## Problem
Read the records below and copy each line that contains "this".

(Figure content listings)

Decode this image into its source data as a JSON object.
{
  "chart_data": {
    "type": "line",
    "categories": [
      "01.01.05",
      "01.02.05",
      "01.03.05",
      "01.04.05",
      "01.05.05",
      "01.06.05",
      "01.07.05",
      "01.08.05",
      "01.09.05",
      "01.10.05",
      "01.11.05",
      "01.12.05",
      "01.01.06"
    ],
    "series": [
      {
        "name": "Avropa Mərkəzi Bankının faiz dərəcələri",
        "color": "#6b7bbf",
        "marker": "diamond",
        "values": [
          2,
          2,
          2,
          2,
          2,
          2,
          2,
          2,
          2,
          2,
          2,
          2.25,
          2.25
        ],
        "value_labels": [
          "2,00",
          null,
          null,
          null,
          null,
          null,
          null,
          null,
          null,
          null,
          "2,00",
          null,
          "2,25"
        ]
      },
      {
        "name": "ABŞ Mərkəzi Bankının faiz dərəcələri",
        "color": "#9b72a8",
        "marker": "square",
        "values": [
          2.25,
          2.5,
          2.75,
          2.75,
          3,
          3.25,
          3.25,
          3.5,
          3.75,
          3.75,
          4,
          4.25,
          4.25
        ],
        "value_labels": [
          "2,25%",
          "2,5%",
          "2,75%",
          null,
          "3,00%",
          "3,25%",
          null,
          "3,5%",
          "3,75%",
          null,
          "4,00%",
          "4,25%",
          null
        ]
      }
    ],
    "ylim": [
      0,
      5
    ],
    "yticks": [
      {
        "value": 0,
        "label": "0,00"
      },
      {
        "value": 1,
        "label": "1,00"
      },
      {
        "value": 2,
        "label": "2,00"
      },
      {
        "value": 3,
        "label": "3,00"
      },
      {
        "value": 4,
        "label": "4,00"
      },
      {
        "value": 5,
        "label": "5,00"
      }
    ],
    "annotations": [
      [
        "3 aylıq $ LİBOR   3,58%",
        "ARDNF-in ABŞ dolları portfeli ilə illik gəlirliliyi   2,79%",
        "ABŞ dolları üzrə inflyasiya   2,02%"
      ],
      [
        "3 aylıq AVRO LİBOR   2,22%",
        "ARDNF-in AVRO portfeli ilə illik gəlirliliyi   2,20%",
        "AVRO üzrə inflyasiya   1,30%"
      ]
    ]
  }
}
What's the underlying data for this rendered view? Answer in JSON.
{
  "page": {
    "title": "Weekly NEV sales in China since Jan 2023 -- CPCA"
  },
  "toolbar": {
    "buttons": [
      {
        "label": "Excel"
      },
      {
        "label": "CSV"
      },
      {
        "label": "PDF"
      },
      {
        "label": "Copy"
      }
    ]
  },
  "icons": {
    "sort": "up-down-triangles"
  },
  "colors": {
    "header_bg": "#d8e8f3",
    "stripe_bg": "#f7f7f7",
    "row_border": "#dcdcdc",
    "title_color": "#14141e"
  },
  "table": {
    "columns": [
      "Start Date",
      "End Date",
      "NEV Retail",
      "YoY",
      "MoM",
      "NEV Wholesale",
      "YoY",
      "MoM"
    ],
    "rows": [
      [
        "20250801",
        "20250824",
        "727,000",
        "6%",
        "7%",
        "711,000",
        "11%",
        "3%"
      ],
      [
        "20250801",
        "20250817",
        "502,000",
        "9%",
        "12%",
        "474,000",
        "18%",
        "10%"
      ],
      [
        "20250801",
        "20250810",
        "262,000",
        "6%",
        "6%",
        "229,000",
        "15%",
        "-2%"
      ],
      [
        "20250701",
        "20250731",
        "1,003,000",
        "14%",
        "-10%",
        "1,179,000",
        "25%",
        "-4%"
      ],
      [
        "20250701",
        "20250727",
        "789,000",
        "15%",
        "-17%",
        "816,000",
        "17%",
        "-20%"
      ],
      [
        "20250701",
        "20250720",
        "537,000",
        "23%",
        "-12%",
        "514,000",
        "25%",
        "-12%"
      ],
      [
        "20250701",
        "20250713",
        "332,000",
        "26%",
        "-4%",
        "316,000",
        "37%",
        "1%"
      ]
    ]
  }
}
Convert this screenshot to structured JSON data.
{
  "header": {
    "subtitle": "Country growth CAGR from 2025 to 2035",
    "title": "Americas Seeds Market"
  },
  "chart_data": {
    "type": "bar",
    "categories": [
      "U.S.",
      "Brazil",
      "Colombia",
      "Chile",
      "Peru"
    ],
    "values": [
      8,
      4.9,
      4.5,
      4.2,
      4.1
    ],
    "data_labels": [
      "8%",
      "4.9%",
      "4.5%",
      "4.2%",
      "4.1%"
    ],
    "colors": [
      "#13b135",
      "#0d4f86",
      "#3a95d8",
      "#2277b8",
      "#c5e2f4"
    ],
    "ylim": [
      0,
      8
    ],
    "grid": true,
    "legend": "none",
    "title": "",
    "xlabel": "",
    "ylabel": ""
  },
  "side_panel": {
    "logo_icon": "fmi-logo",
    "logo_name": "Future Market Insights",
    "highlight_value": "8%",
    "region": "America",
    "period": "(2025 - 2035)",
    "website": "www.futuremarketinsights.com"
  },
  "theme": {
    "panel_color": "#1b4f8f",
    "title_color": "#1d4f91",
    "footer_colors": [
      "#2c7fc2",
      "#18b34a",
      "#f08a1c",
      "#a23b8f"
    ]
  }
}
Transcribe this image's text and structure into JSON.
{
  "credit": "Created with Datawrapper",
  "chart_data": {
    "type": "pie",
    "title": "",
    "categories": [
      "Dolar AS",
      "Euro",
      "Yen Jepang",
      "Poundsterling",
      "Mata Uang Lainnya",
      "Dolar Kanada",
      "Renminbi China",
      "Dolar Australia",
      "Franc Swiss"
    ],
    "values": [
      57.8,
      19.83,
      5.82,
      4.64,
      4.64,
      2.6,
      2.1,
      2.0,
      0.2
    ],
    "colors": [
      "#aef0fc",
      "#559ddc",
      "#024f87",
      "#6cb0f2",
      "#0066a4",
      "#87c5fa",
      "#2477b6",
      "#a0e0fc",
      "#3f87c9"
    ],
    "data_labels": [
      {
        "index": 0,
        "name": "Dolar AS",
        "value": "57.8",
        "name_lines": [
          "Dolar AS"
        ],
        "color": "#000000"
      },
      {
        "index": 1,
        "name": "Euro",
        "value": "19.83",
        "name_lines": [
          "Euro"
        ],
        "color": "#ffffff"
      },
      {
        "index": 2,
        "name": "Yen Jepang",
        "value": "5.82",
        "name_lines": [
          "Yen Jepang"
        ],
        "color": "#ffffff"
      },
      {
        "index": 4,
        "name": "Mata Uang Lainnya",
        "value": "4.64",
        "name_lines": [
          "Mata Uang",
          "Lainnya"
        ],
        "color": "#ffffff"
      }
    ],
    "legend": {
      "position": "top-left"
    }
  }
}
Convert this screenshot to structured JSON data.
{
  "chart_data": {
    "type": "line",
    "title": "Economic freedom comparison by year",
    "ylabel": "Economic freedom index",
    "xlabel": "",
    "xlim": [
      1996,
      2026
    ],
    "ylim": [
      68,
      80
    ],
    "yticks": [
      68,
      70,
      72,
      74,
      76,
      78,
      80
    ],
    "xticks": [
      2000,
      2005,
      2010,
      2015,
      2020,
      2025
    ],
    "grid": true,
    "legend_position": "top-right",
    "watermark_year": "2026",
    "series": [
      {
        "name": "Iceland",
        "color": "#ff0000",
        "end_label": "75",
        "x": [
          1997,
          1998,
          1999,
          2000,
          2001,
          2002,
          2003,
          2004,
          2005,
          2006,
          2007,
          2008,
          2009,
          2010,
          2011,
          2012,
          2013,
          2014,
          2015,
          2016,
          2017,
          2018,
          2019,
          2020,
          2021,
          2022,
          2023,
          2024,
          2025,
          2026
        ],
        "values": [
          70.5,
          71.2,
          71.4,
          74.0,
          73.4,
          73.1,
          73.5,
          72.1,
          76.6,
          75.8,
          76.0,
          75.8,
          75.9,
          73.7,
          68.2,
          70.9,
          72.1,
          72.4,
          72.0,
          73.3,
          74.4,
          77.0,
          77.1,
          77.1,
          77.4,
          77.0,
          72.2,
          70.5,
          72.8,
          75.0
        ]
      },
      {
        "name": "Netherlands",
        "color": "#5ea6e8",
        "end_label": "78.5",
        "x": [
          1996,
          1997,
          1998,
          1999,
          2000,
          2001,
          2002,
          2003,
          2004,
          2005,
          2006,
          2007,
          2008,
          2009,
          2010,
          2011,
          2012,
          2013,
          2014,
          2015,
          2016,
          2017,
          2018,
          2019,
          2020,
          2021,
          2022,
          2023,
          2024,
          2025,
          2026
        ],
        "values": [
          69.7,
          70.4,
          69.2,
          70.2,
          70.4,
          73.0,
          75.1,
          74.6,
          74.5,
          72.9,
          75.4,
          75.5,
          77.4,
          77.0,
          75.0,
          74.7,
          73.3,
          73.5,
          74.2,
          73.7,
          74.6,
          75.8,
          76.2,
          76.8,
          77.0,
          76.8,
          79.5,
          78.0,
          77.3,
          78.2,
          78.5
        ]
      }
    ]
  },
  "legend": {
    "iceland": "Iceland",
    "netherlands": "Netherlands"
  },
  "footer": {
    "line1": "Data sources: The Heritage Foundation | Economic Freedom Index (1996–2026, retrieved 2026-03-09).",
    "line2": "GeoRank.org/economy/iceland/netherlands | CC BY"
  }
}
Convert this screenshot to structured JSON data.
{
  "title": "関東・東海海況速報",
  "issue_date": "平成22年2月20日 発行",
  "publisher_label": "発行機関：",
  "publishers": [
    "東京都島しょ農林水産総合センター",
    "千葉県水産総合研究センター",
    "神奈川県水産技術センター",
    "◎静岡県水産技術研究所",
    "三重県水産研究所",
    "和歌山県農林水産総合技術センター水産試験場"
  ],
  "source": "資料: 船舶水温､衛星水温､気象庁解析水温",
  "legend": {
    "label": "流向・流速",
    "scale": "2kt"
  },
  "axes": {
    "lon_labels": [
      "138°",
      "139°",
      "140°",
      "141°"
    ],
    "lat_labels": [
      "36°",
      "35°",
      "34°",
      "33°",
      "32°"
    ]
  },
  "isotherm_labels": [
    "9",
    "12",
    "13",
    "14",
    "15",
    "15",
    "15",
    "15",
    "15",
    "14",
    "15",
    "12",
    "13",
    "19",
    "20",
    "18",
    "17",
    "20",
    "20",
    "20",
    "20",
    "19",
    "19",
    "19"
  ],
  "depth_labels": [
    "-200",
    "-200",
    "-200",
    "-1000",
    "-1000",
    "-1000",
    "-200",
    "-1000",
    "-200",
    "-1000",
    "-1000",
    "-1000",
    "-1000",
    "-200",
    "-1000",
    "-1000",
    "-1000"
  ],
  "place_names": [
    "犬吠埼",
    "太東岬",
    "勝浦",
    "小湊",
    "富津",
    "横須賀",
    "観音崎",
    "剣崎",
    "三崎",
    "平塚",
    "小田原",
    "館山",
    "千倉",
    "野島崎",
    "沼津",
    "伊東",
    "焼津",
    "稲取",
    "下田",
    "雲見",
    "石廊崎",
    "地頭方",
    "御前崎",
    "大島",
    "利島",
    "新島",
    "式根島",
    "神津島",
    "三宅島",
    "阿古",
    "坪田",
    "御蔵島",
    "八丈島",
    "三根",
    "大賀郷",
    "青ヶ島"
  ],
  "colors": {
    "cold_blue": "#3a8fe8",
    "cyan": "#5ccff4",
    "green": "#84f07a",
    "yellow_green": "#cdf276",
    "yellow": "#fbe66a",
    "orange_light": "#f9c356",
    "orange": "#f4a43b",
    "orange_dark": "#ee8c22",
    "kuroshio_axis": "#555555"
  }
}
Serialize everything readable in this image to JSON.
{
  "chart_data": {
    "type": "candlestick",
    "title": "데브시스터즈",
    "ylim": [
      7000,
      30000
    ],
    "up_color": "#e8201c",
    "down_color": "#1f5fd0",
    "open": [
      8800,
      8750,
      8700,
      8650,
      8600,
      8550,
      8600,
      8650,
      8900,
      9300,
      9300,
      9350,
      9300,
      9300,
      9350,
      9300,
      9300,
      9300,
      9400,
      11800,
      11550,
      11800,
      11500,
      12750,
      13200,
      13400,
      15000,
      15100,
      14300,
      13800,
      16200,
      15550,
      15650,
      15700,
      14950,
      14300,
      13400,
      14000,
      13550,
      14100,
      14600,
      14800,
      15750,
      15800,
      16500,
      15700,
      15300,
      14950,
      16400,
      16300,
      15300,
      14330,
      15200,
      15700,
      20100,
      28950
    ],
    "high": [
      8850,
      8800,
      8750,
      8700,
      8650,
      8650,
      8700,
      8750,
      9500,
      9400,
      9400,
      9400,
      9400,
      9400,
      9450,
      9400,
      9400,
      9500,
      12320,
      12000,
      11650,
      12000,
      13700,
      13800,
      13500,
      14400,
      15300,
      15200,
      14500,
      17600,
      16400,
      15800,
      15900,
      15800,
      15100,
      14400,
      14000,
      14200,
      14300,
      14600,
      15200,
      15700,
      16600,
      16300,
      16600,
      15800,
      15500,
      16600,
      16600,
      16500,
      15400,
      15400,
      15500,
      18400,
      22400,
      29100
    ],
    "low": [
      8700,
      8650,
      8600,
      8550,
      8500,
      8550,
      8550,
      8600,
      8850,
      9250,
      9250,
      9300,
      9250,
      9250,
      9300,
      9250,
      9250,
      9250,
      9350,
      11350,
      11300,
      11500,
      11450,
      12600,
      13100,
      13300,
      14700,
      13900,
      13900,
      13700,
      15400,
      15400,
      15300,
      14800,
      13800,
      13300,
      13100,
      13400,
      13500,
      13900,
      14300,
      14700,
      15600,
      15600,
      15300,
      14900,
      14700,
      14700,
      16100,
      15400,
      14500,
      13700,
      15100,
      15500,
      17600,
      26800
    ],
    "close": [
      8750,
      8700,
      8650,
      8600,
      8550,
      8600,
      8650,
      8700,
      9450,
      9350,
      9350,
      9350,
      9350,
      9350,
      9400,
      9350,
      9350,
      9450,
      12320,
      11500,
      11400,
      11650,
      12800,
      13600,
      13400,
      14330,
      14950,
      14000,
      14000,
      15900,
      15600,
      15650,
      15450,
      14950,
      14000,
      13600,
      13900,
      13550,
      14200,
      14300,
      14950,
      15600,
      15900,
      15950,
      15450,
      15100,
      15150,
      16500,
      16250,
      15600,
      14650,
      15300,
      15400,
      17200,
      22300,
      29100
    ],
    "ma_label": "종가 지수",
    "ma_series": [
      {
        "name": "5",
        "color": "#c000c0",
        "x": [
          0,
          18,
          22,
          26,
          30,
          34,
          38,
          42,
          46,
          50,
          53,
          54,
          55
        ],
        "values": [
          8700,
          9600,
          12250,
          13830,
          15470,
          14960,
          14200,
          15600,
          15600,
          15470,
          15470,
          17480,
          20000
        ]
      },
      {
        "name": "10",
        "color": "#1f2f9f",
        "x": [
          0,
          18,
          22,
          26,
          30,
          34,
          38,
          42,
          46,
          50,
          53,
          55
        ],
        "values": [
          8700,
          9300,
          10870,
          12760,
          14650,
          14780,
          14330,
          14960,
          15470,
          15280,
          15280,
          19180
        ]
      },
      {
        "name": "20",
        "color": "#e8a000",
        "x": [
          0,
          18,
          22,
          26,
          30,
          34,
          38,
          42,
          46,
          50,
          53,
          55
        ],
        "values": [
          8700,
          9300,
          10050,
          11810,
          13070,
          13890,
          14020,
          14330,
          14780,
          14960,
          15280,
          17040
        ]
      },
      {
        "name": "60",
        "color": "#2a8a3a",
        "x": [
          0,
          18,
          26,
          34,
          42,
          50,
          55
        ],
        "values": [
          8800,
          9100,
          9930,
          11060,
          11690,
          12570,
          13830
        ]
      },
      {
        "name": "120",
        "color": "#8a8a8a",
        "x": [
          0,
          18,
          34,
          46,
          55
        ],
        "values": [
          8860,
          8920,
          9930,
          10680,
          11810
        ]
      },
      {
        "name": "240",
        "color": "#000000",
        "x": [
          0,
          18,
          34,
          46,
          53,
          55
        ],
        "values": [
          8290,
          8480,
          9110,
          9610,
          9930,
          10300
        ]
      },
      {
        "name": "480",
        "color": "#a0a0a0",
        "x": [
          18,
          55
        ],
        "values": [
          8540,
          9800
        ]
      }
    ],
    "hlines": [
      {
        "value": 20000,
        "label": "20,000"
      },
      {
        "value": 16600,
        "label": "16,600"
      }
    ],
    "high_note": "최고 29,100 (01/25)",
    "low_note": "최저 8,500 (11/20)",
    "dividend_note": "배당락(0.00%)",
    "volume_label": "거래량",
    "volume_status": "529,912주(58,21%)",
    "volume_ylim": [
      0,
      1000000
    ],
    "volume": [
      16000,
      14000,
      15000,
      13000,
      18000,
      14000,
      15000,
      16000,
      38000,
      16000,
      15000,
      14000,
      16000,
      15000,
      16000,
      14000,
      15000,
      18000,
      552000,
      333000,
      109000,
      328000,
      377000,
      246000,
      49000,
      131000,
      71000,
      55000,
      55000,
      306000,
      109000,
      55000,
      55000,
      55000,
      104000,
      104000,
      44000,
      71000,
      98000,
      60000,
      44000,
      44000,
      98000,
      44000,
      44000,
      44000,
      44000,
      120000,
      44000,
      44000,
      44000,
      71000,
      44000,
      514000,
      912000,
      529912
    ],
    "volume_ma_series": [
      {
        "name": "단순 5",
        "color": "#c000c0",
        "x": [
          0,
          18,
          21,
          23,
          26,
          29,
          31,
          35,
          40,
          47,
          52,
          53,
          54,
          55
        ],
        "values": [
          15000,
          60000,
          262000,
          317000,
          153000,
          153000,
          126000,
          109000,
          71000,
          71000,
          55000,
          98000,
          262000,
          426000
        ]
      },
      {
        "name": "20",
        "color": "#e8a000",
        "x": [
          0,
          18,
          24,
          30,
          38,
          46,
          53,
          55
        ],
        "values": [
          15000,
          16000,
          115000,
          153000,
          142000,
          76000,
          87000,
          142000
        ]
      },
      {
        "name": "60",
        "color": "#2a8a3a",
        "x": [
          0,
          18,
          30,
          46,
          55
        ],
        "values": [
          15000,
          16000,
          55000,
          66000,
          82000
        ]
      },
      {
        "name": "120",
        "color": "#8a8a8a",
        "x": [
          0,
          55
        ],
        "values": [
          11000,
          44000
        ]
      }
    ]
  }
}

## Task solution
Decode this image into its source data as a JSON object.
What's the underlying data for this rendered view? Answer in JSON.
Convert this screenshot to structured JSON data.
Transcribe this image's text and structure into JSON.
Convert this screenshot to structured JSON data.
Convert this screenshot to structured JSON data.
Serialize everything readable in this image to JSON.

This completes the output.